*** Input material
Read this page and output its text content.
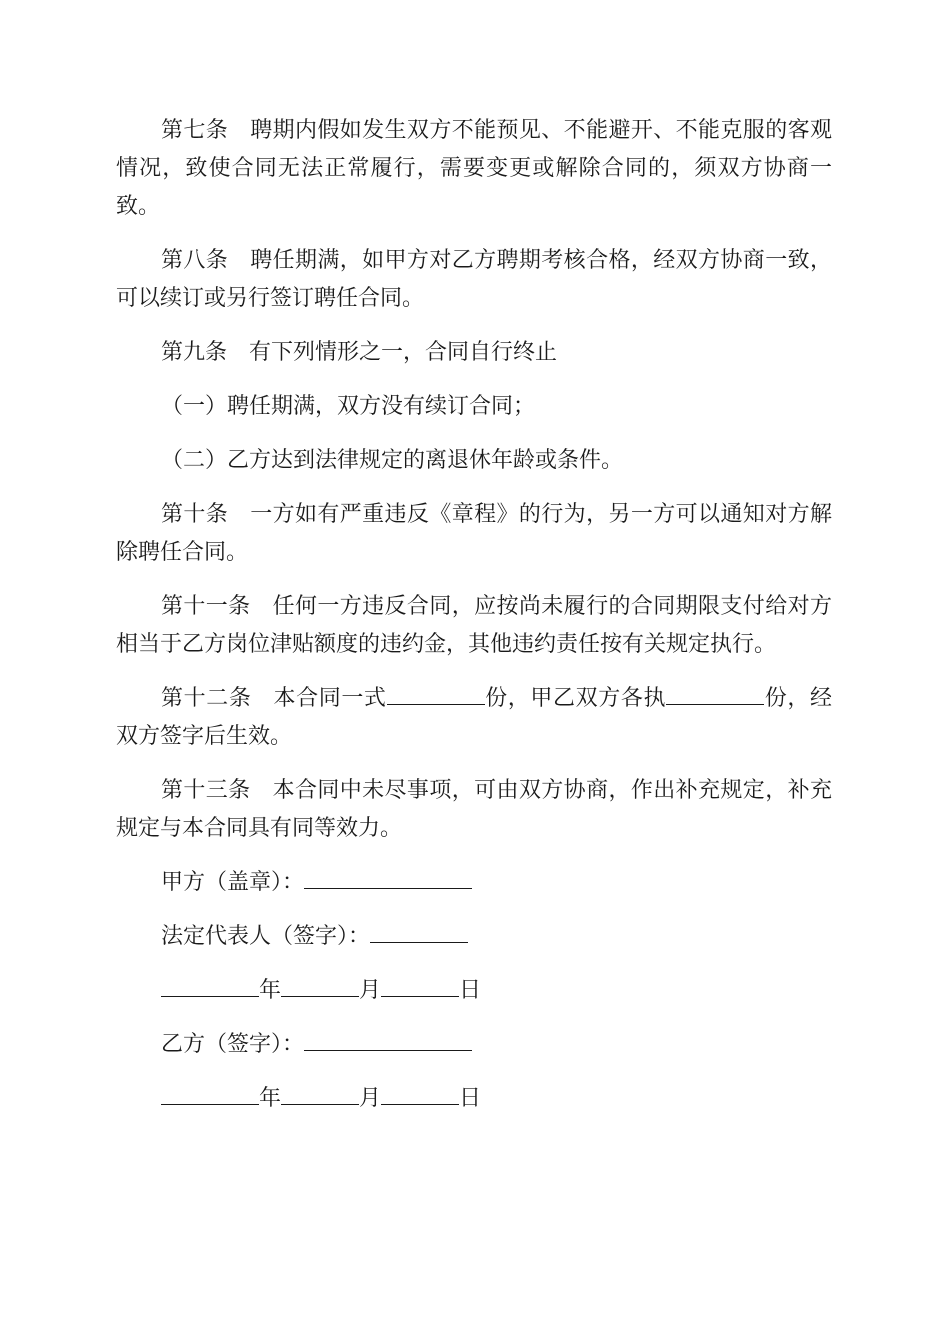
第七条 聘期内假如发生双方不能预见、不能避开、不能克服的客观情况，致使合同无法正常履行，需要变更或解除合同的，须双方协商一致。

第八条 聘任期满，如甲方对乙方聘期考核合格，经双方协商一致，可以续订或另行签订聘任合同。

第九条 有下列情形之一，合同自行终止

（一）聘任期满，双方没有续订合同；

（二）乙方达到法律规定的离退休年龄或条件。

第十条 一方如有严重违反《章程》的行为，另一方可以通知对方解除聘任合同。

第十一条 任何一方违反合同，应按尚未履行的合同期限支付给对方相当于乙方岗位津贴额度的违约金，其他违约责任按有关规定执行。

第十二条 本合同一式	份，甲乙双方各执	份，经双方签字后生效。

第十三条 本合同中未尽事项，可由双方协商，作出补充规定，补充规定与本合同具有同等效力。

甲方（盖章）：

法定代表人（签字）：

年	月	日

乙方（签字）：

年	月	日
******
# Work to be completed
Reproduce the whole listing exactly, but not the images in it.

# Solution for this exercise
Read this page and output its text content.
第七条 聘期内假如发生双方不能预见、不能避开、不能克服的客观情况，致使合同无法正常履行，需要变更或解除合同的，须双方协商一致。

第八条 聘任期满，如甲方对乙方聘期考核合格，经双方协商一致，可以续订或另行签订聘任合同。

第九条 有下列情形之一，合同自行终止

（一）聘任期满，双方没有续订合同；

（二）乙方达到法律规定的离退休年龄或条件。

第十条 一方如有严重违反《章程》的行为，另一方可以通知对方解除聘任合同。

第十一条 任何一方违反合同，应按尚未履行的合同期限支付给对方相当于乙方岗位津贴额度的违约金，其他违约责任按有关规定执行。

第十二条 本合同一式	份，甲乙双方各执	份，经双方签字后生效。

第十三条 本合同中未尽事项，可由双方协商，作出补充规定，补充规定与本合同具有同等效力。

甲方（盖章）：

法定代表人（签字）：

年	月	日

乙方（签字）：

年	月	日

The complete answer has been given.